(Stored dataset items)
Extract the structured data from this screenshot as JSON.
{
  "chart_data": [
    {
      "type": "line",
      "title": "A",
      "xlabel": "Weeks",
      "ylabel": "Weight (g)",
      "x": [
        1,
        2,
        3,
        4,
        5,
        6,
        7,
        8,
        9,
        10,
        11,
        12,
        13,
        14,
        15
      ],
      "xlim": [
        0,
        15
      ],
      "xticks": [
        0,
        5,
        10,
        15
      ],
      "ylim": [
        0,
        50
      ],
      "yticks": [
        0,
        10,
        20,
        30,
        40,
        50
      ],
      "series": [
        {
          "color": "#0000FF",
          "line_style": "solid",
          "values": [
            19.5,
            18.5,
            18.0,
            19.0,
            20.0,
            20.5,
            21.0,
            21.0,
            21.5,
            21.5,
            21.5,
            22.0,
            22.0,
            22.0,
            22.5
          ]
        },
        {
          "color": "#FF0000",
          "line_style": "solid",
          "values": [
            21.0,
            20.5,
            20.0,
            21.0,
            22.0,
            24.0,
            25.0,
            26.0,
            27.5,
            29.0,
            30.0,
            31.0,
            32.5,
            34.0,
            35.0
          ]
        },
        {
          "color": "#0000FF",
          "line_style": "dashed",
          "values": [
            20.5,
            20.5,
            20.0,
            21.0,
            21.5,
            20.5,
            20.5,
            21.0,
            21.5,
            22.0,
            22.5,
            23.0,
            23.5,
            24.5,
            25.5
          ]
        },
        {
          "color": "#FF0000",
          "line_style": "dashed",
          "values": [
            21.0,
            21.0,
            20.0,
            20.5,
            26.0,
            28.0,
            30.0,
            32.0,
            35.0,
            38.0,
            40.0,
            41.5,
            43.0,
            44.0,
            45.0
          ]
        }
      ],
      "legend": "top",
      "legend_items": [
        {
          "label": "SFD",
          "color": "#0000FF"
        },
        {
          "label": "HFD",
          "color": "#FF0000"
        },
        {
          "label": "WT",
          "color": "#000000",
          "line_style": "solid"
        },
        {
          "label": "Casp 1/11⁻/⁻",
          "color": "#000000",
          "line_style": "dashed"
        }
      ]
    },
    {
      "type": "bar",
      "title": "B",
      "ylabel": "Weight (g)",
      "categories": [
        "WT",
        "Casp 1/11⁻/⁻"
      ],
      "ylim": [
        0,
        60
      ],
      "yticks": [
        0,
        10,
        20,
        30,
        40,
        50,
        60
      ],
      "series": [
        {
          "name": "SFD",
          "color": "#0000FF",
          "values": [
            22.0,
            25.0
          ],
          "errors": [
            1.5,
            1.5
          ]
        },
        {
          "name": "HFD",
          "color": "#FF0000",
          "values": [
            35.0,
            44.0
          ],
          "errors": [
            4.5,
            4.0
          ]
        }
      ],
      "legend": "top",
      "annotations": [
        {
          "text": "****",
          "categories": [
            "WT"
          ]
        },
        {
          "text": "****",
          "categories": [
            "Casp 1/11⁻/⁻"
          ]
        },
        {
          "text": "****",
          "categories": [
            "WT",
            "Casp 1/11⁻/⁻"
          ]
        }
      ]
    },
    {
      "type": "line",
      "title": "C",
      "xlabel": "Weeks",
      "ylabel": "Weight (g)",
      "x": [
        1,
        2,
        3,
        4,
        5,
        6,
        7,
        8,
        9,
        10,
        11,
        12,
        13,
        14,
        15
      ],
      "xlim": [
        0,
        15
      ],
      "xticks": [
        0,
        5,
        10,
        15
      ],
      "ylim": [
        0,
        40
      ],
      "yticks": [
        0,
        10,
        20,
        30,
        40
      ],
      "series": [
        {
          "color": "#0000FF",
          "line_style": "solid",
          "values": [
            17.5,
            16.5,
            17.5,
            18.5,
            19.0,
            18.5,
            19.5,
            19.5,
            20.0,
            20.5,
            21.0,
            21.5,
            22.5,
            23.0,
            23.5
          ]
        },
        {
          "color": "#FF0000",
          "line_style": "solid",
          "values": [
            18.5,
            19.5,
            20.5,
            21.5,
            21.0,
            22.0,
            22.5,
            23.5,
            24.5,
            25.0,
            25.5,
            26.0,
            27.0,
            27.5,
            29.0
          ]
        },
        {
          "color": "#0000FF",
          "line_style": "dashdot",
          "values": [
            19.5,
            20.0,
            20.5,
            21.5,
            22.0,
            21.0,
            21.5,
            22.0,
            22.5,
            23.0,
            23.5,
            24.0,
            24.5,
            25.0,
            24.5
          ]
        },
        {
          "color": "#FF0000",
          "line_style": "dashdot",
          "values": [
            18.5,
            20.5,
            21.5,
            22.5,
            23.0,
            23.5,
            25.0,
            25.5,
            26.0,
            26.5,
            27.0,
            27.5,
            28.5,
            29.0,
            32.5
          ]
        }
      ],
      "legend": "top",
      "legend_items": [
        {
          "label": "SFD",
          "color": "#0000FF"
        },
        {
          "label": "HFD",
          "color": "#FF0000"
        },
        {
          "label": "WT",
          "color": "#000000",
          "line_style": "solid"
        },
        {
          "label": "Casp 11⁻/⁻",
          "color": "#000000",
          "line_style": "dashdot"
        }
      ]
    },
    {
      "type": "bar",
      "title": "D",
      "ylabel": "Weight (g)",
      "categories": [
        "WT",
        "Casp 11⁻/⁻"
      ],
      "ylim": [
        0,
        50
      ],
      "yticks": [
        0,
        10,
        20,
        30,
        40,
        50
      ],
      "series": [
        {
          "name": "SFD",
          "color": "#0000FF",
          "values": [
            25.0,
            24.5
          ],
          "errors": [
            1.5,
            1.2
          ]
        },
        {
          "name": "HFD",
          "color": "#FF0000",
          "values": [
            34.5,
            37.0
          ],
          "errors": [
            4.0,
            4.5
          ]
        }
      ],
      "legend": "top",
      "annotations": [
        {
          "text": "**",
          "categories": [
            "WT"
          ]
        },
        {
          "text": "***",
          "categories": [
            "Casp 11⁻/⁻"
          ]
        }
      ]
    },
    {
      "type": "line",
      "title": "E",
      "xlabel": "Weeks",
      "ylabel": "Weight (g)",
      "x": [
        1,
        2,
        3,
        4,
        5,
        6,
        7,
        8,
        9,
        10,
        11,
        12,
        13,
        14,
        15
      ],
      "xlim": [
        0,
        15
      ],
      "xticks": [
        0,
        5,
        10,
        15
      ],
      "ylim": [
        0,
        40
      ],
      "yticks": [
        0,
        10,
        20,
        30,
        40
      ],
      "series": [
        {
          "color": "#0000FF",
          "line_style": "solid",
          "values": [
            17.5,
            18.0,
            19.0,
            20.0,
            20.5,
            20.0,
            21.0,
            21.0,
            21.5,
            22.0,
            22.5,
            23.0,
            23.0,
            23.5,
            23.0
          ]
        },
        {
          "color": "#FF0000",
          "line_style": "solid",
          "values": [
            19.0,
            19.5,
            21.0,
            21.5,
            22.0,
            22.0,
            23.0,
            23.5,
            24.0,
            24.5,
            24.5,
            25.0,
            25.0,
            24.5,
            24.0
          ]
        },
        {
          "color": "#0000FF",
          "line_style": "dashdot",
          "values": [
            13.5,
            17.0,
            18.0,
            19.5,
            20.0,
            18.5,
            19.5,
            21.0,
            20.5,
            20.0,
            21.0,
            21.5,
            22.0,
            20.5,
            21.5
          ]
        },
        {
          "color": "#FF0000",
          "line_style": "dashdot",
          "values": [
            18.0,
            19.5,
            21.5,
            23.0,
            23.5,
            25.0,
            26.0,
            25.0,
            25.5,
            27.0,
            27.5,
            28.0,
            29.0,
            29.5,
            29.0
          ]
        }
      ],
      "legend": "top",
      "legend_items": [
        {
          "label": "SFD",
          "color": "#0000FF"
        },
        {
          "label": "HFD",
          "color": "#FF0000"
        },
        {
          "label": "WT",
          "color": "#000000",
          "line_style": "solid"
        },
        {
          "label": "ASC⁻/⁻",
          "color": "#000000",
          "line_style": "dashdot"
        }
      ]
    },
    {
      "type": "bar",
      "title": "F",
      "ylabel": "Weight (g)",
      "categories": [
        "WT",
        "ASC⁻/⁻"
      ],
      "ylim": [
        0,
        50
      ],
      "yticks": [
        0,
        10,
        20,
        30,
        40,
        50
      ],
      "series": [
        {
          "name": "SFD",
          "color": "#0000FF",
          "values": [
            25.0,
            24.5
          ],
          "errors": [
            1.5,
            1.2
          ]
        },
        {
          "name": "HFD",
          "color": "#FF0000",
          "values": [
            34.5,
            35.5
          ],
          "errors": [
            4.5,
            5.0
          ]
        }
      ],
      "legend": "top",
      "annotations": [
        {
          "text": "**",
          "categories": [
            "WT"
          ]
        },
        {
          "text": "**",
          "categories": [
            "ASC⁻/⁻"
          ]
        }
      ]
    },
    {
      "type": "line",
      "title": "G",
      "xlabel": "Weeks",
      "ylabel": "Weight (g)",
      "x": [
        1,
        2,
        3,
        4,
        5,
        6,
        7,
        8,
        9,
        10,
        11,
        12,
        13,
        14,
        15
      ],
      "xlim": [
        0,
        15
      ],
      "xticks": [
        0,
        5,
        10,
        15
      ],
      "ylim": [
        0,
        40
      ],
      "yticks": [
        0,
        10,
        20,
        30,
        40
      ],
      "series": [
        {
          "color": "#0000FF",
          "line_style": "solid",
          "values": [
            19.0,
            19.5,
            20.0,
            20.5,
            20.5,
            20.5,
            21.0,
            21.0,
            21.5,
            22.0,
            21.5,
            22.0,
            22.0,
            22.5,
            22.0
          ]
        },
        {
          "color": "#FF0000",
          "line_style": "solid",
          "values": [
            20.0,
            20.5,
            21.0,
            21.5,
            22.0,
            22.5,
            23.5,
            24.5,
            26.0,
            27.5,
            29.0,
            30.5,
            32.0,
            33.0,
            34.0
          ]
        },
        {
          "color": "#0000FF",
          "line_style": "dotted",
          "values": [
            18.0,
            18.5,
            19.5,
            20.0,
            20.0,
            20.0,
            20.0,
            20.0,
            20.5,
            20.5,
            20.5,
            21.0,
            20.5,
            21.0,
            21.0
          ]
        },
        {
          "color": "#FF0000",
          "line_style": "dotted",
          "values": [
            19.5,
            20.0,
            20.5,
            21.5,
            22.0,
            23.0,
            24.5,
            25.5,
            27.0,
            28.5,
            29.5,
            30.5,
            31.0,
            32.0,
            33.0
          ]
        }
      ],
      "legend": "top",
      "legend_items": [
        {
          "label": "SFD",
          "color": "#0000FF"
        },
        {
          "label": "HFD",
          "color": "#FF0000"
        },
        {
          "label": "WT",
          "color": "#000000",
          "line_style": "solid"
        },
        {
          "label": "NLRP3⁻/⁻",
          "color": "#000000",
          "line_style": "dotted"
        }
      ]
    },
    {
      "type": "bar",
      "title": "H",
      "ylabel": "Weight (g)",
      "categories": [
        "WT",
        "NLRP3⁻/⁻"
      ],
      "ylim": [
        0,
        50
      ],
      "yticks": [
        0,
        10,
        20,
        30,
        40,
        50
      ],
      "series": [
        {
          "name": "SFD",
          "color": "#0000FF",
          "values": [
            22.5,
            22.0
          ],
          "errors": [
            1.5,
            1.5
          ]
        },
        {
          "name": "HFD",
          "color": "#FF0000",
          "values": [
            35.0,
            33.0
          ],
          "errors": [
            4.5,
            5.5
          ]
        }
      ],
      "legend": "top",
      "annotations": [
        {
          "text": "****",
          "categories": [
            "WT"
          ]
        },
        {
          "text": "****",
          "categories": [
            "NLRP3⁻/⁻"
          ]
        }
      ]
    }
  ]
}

EXERCISE BRIEF:
Check each line above for the word "Casp" and copy the ones that have it.

FINAL RESULT:
          "label": "Casp 1/11⁻/⁻",
        "Casp 1/11⁻/⁻"
            "Casp 1/11⁻/⁻"
            "Casp 1/11⁻/⁻"
          "label": "Casp 11⁻/⁻",
        "Casp 11⁻/⁻"
            "Casp 11⁻/⁻"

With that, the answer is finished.